Task objective:
Your task is to gather the lines below that hold the string "semi".

Dataset rows about figures:
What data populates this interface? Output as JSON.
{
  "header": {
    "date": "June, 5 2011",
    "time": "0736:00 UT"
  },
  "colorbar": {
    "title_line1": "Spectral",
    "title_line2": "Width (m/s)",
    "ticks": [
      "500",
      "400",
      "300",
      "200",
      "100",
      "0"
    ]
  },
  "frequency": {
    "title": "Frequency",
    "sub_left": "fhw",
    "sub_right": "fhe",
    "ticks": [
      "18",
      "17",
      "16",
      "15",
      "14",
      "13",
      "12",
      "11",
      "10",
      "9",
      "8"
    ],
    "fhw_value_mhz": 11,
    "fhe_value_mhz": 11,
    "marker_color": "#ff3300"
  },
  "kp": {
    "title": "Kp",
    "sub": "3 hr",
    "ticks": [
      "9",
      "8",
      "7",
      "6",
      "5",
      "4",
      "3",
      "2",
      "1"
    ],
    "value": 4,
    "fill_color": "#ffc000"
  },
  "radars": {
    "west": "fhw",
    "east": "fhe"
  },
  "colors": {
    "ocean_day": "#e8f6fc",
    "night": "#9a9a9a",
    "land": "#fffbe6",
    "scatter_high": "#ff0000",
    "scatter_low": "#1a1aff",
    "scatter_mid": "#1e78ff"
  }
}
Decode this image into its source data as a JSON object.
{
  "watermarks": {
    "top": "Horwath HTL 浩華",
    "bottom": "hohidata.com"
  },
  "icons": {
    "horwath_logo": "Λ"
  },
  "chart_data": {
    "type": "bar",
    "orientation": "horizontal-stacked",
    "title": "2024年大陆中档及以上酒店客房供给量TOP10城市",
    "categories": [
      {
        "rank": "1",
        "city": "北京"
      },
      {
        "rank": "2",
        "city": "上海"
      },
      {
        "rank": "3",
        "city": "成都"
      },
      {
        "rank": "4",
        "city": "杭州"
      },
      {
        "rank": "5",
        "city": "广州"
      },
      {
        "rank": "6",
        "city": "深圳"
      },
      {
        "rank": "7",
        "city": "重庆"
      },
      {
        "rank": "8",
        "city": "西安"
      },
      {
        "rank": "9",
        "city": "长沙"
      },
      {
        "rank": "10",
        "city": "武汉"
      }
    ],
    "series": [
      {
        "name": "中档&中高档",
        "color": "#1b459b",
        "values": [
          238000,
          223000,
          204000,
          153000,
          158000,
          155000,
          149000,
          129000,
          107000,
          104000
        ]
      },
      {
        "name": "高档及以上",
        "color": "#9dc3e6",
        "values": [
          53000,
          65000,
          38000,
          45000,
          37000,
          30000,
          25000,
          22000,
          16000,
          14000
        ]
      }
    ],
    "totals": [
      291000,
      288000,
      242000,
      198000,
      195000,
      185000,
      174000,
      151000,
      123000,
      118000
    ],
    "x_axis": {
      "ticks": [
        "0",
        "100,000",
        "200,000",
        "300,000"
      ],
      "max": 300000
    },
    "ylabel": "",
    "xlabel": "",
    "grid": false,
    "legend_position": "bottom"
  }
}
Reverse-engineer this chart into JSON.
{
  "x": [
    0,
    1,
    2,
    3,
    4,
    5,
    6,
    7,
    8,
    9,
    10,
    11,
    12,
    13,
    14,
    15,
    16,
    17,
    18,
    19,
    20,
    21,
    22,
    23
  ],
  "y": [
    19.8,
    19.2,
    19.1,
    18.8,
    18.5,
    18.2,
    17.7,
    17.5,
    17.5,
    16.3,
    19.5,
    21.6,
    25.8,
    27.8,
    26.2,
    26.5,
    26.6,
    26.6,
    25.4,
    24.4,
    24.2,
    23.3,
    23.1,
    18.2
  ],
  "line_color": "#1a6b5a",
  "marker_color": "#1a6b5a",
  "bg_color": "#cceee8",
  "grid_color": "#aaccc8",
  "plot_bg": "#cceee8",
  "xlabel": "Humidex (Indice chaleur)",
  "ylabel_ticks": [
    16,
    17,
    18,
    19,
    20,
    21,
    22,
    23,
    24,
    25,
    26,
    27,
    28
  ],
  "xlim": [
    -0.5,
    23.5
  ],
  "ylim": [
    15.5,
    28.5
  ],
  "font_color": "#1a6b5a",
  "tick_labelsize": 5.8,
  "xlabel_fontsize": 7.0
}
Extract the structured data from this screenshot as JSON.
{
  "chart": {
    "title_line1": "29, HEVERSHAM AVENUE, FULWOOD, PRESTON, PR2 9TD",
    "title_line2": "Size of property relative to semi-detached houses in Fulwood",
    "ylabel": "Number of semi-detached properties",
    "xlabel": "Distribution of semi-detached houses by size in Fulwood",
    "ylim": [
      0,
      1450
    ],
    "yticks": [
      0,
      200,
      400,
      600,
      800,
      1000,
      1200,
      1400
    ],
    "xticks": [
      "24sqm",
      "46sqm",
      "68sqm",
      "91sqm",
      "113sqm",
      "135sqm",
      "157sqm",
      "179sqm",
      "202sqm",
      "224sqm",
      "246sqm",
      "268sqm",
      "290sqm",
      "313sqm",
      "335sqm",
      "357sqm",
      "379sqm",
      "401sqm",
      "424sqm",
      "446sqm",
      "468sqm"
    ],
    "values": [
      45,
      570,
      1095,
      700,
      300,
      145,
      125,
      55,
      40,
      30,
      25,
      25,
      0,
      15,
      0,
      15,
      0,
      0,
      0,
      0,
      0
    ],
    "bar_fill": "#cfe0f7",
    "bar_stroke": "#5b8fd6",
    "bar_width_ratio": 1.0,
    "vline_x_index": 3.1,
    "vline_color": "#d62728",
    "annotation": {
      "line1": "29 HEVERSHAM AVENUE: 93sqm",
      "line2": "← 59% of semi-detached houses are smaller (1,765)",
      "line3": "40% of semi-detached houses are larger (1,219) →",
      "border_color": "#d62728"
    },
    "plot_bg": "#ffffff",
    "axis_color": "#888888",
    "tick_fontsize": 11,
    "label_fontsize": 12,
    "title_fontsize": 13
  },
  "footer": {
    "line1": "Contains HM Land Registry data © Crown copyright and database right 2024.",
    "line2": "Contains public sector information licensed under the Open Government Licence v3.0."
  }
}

The response:
    "title_line2": "Size of property relative to semi-detached houses in Fulwood",
    "ylabel": "Number of semi-detached properties",
    "xlabel": "Distribution of semi-detached houses by size in Fulwood",
      "line2": "← 59% of semi-detached houses are smaller (1,765)",
      "line3": "40% of semi-detached houses are larger (1,219) →",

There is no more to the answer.